Set down every entry word for word. Omit the pictures.

━━ RECORDS TO PROCESS ━━

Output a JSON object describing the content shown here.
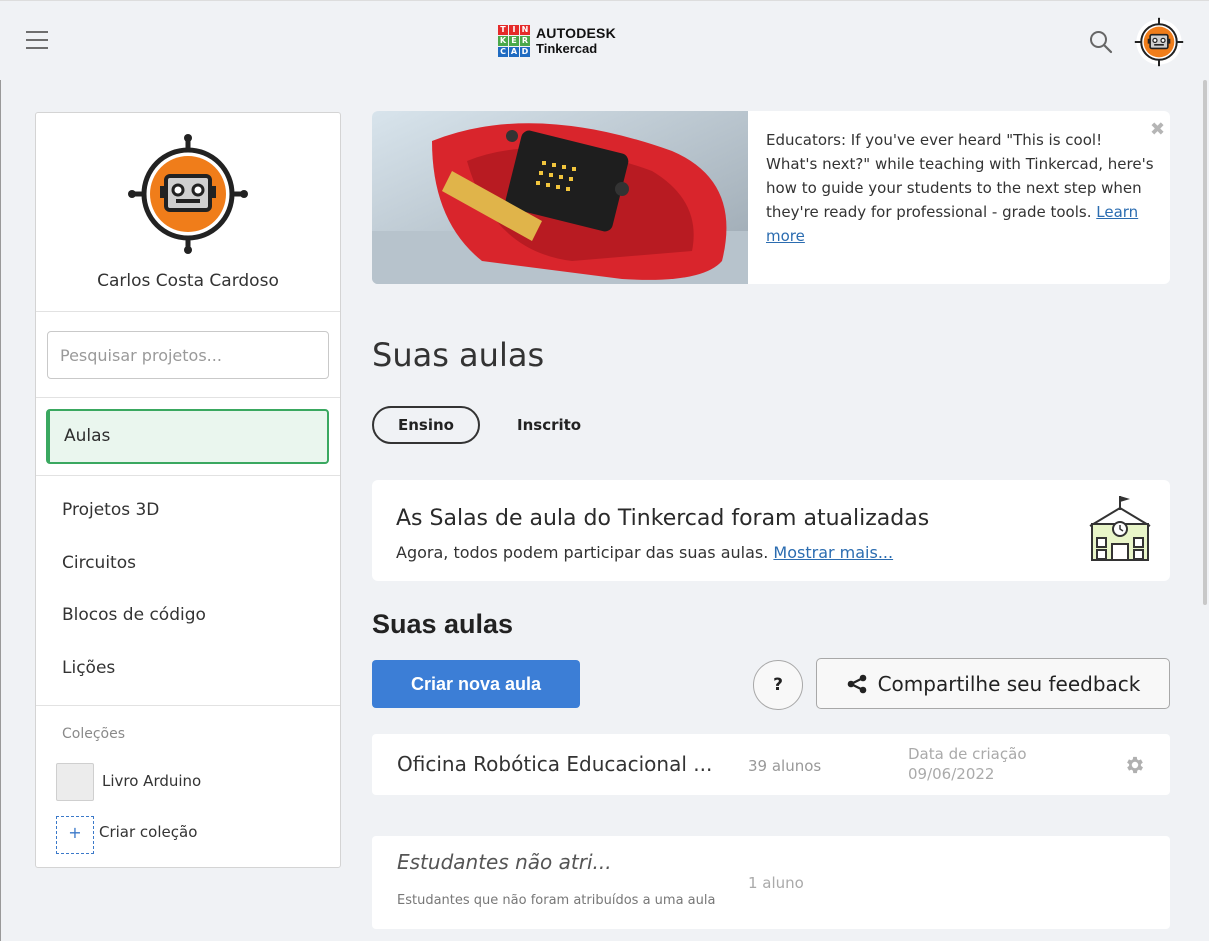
{
  "header": {
    "logo_letters": [
      "T",
      "I",
      "N",
      "K",
      "E",
      "R",
      "C",
      "A",
      "D"
    ],
    "logo_colors": [
      "#e52b2a",
      "#e52b2a",
      "#e52b2a",
      "#4aa84a",
      "#4aa84a",
      "#4aa84a",
      "#1f6bc1",
      "#1f6bc1",
      "#1f6bc1"
    ],
    "brand": "AUTODESK",
    "product": "Tinkercad"
  },
  "sidebar": {
    "user_name": "Carlos Costa Cardoso",
    "search_placeholder": "Pesquisar projetos...",
    "active_item": "Aulas",
    "nav_items": [
      "Projetos 3D",
      "Circuitos",
      "Blocos de código",
      "Lições"
    ],
    "collections_title": "Coleções",
    "collection_name": "Livro Arduino",
    "create_collection_icon": "+",
    "create_collection_label": "Criar coleção"
  },
  "banner": {
    "text": "Educators: If you've ever heard \"This is cool! What's next?\" while teaching with Tinkercad, here's how to guide your students to the next step when they're ready for professional - grade tools. ",
    "link": "Learn more",
    "close": "✖"
  },
  "main": {
    "page_title": "Suas aulas",
    "tabs": [
      "Ensino",
      "Inscrito"
    ],
    "notice": {
      "title": "As Salas de aula do Tinkercad foram atualizadas",
      "body": "Agora, todos podem participar das suas aulas. ",
      "link": "Mostrar mais..."
    },
    "section_title": "Suas aulas",
    "create_button": "Criar nova aula",
    "help_button": "?",
    "feedback_button": "Compartilhe seu feedback",
    "classes": [
      {
        "name": "Oficina Robótica Educacional ...",
        "students": "39 alunos",
        "date_label": "Data de criação",
        "date": "09/06/2022"
      },
      {
        "name": "Estudantes não atri...",
        "students": "1 aluno",
        "description": "Estudantes que não foram atribuídos a uma aula"
      }
    ]
  },
  "colors": {
    "accent_green": "#3aa860",
    "primary_blue": "#3c7ed6",
    "avatar_orange": "#f07d1a",
    "background": "#f0f2f5"
  }
}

━━━

• _OUTPUT_
Output a JSON object describing the content shown here.
{
  "header": {
    "logo_letters": [
      "T",
      "I",
      "N",
      "K",
      "E",
      "R",
      "C",
      "A",
      "D"
    ],
    "logo_colors": [
      "#e52b2a",
      "#e52b2a",
      "#e52b2a",
      "#4aa84a",
      "#4aa84a",
      "#4aa84a",
      "#1f6bc1",
      "#1f6bc1",
      "#1f6bc1"
    ],
    "brand": "AUTODESK",
    "product": "Tinkercad"
  },
  "sidebar": {
    "user_name": "Carlos Costa Cardoso",
    "search_placeholder": "Pesquisar projetos...",
    "active_item": "Aulas",
    "nav_items": [
      "Projetos 3D",
      "Circuitos",
      "Blocos de código",
      "Lições"
    ],
    "collections_title": "Coleções",
    "collection_name": "Livro Arduino",
    "create_collection_icon": "+",
    "create_collection_label": "Criar coleção"
  },
  "banner": {
    "text": "Educators: If you've ever heard \"This is cool! What's next?\" while teaching with Tinkercad, here's how to guide your students to the next step when they're ready for professional - grade tools. ",
    "link": "Learn more",
    "close": "✖"
  },
  "main": {
    "page_title": "Suas aulas",
    "tabs": [
      "Ensino",
      "Inscrito"
    ],
    "notice": {
      "title": "As Salas de aula do Tinkercad foram atualizadas",
      "body": "Agora, todos podem participar das suas aulas. ",
      "link": "Mostrar mais..."
    },
    "section_title": "Suas aulas",
    "create_button": "Criar nova aula",
    "help_button": "?",
    "feedback_button": "Compartilhe seu feedback",
    "classes": [
      {
        "name": "Oficina Robótica Educacional ...",
        "students": "39 alunos",
        "date_label": "Data de criação",
        "date": "09/06/2022"
      },
      {
        "name": "Estudantes não atri...",
        "students": "1 aluno",
        "description": "Estudantes que não foram atribuídos a uma aula"
      }
    ]
  },
  "colors": {
    "accent_green": "#3aa860",
    "primary_blue": "#3c7ed6",
    "avatar_orange": "#f07d1a",
    "background": "#f0f2f5"
  }
}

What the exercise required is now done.